▸ **Direction**
Find the string "JSON" and gather every line that holds it.

^^^^^^^^

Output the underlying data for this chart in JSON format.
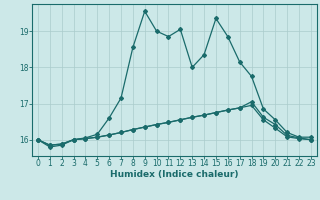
{
  "xlabel": "Humidex (Indice chaleur)",
  "background_color": "#cce8e8",
  "grid_color": "#aacccc",
  "line_color": "#1a6b6b",
  "xlim": [
    -0.5,
    23.5
  ],
  "ylim": [
    15.55,
    19.75
  ],
  "yticks": [
    16,
    17,
    18,
    19
  ],
  "xticks": [
    0,
    1,
    2,
    3,
    4,
    5,
    6,
    7,
    8,
    9,
    10,
    11,
    12,
    13,
    14,
    15,
    16,
    17,
    18,
    19,
    20,
    21,
    22,
    23
  ],
  "line1_x": [
    0,
    1,
    2,
    3,
    4,
    5,
    6,
    7,
    8,
    9,
    10,
    11,
    12,
    13,
    14,
    15,
    16,
    17,
    18,
    19,
    20,
    21,
    22,
    23
  ],
  "line1_y": [
    16.0,
    15.8,
    15.85,
    16.0,
    16.05,
    16.15,
    16.6,
    17.15,
    18.55,
    19.55,
    19.0,
    18.85,
    19.05,
    18.0,
    18.35,
    19.35,
    18.85,
    18.15,
    17.75,
    16.85,
    16.55,
    16.2,
    16.07,
    16.07
  ],
  "line2_x": [
    0,
    1,
    2,
    3,
    4,
    5,
    6,
    7,
    8,
    9,
    10,
    11,
    12,
    13,
    14,
    15,
    16,
    17,
    18,
    19,
    20,
    21,
    22,
    23
  ],
  "line2_y": [
    16.0,
    15.85,
    15.88,
    16.0,
    16.03,
    16.07,
    16.13,
    16.2,
    16.28,
    16.35,
    16.42,
    16.48,
    16.55,
    16.62,
    16.68,
    16.75,
    16.82,
    16.88,
    16.95,
    16.55,
    16.32,
    16.08,
    16.03,
    16.0
  ],
  "line3_x": [
    0,
    1,
    2,
    3,
    4,
    5,
    6,
    7,
    8,
    9,
    10,
    11,
    12,
    13,
    14,
    15,
    16,
    17,
    18,
    19,
    20,
    21,
    22,
    23
  ],
  "line3_y": [
    16.0,
    15.85,
    15.88,
    16.0,
    16.03,
    16.07,
    16.13,
    16.2,
    16.28,
    16.35,
    16.42,
    16.48,
    16.55,
    16.62,
    16.68,
    16.75,
    16.82,
    16.88,
    17.05,
    16.62,
    16.42,
    16.12,
    16.05,
    16.0
  ]
}
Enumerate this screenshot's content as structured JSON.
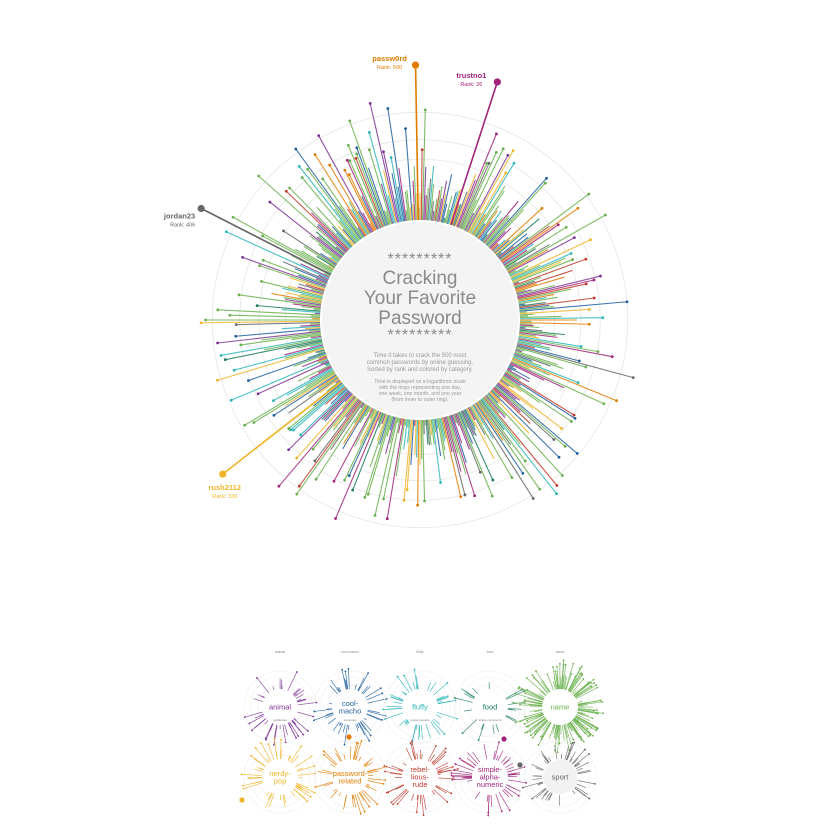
{
  "title": {
    "stars_top": "*********",
    "line1": "Cracking",
    "line2": "Your Favorite",
    "line3": "Password",
    "stars_bottom": "*********"
  },
  "description": {
    "para1": [
      "Time it takes to crack the 500 most",
      "common passwords by online guessing.",
      "Sorted by rank and colored by category."
    ],
    "para2": [
      "Time is displayed on a logarithmic scale",
      "with the rings representing one day,",
      "one week, one month, and one year",
      "(from inner to outer ring)."
    ]
  },
  "colors": {
    "animal": "#7b3294",
    "cool-macho": "#1f5f9f",
    "fluffy": "#2bb5b8",
    "food": "#1a7a5a",
    "name": "#6ab04c",
    "nerdy-pop": "#f0b429",
    "password-related": "#e07b00",
    "rebellious-rude": "#c0392b",
    "simple-alphanumeric": "#a0237a",
    "sport": "#666666",
    "ring": "#e6e6e6",
    "center_fill": "#f4f4f4",
    "title_text": "#8a8a8a"
  },
  "chart_data": {
    "type": "radial-bar",
    "scale": "log",
    "rings": [
      "one day",
      "one week",
      "one month",
      "one year"
    ],
    "n_items": 500,
    "highlights": [
      {
        "label": "passw0rd",
        "rank_text": "Rank: 500",
        "category": "password-related",
        "angle_deg": -1,
        "length": 1.0
      },
      {
        "label": "trustno1",
        "rank_text": "Rank: 26",
        "category": "simple-alphanumeric",
        "angle_deg": 18,
        "length": 0.97
      },
      {
        "label": "jordan23",
        "rank_text": "Rank: 406",
        "category": "sport",
        "angle_deg": -63,
        "length": 0.94
      },
      {
        "label": "rush2112",
        "rank_text": "Rank: 336",
        "category": "nerdy-pop",
        "angle_deg": -128,
        "length": 0.97
      }
    ]
  },
  "small_multiples": [
    {
      "category": "animal",
      "header": "animal",
      "label": "animal",
      "sub": "gorillaman",
      "color": "#7b3294"
    },
    {
      "category": "cool-macho",
      "header": "cool-macho",
      "label": "cool-\nmacho",
      "sub": "computer",
      "color": "#1f5f9f"
    },
    {
      "category": "fluffy",
      "header": "fluffy",
      "label": "fluffy",
      "sub": "pussy-cat-ahe",
      "color": "#2bb5b8"
    },
    {
      "category": "food",
      "header": "food",
      "label": "food",
      "sub": "single-compound",
      "color": "#1a7a5a"
    },
    {
      "category": "name",
      "header": "name",
      "label": "name",
      "sub": "",
      "color": "#6ab04c"
    },
    {
      "category": "nerdy-pop",
      "header": "",
      "label": "nerdy-\npop",
      "sub": "",
      "color": "#f0b429"
    },
    {
      "category": "password-related",
      "header": "",
      "label": "password-\nrelated",
      "sub": "",
      "color": "#e07b00"
    },
    {
      "category": "rebellious-rude",
      "header": "",
      "label": "rebel-\nlious-\nrude",
      "sub": "",
      "color": "#c0392b"
    },
    {
      "category": "simple-alphanumeric",
      "header": "",
      "label": "simple-\nalpha-\nnumeric",
      "sub": "",
      "color": "#a0237a"
    },
    {
      "category": "sport",
      "header": "",
      "label": "sport",
      "sub": "",
      "color": "#666666"
    }
  ]
}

^^^^^^^^

▸ **Reply to the task**
Output the underlying data for this chart in JSON format.
Enumerate this screenshot's content as structured JSON.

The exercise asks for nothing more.